**GIVEN EXERCISE:**
Across the entries below, how many lines contain the string "image"? Give only the count.

**SOURCE DATA:**
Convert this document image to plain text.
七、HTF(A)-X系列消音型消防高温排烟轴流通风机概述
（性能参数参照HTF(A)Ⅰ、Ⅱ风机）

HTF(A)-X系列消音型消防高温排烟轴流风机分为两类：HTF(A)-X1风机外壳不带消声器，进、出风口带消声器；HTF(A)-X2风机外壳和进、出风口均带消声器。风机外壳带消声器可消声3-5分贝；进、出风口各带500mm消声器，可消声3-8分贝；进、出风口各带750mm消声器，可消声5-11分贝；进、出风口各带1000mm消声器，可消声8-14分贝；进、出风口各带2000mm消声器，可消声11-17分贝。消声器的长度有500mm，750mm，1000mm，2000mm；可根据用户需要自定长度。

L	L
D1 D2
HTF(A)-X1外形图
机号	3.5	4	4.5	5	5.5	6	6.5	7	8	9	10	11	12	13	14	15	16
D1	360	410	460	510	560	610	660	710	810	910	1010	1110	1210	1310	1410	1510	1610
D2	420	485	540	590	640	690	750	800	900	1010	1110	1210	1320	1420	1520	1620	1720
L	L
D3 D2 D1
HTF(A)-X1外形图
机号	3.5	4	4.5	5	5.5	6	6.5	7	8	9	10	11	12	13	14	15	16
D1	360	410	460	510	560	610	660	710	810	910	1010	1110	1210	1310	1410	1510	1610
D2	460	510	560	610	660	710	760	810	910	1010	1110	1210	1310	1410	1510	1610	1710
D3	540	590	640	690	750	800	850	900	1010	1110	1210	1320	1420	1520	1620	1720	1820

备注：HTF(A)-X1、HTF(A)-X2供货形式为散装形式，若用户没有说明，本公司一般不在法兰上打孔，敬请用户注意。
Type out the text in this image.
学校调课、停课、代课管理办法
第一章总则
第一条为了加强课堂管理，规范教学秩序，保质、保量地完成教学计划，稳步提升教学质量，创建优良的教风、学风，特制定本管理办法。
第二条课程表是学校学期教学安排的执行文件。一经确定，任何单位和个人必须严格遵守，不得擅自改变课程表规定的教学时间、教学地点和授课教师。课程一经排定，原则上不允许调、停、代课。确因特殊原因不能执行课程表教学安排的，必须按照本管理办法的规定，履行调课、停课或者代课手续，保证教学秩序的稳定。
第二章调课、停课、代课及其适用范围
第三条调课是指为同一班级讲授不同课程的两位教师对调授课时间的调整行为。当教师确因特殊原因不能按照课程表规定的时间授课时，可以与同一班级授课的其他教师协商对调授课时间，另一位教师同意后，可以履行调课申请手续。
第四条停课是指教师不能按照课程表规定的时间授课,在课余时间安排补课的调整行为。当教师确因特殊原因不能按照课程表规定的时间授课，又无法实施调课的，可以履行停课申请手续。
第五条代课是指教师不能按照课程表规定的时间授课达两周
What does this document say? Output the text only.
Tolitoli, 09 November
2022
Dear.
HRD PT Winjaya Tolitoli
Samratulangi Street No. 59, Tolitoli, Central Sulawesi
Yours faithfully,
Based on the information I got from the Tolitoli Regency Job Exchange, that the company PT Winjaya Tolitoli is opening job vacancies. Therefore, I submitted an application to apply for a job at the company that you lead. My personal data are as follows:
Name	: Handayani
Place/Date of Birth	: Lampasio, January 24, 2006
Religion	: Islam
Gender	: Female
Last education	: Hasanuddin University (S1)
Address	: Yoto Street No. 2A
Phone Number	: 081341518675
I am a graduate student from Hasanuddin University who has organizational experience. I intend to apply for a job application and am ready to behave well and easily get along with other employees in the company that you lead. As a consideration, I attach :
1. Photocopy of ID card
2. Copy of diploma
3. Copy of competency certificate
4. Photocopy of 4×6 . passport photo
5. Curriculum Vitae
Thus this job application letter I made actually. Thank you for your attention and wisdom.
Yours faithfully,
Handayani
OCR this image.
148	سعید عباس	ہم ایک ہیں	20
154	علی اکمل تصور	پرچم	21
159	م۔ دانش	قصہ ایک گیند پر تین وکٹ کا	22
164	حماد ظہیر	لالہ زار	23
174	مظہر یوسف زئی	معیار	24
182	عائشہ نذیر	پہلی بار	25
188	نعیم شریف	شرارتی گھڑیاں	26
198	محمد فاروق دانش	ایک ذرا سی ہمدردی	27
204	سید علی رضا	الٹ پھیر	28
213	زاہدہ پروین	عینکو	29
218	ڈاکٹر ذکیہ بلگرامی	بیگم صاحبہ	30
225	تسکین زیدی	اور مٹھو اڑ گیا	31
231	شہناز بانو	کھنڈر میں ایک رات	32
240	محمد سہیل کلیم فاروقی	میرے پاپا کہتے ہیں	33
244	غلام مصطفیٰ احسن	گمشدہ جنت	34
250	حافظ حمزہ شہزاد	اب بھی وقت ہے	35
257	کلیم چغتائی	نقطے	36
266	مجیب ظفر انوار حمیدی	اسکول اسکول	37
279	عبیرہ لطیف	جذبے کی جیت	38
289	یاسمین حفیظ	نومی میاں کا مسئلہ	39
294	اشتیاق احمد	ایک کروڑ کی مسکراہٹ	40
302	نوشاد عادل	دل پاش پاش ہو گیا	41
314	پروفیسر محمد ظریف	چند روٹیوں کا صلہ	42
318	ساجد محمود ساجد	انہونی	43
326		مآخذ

**RESULT OF THE EXERCISE:**
3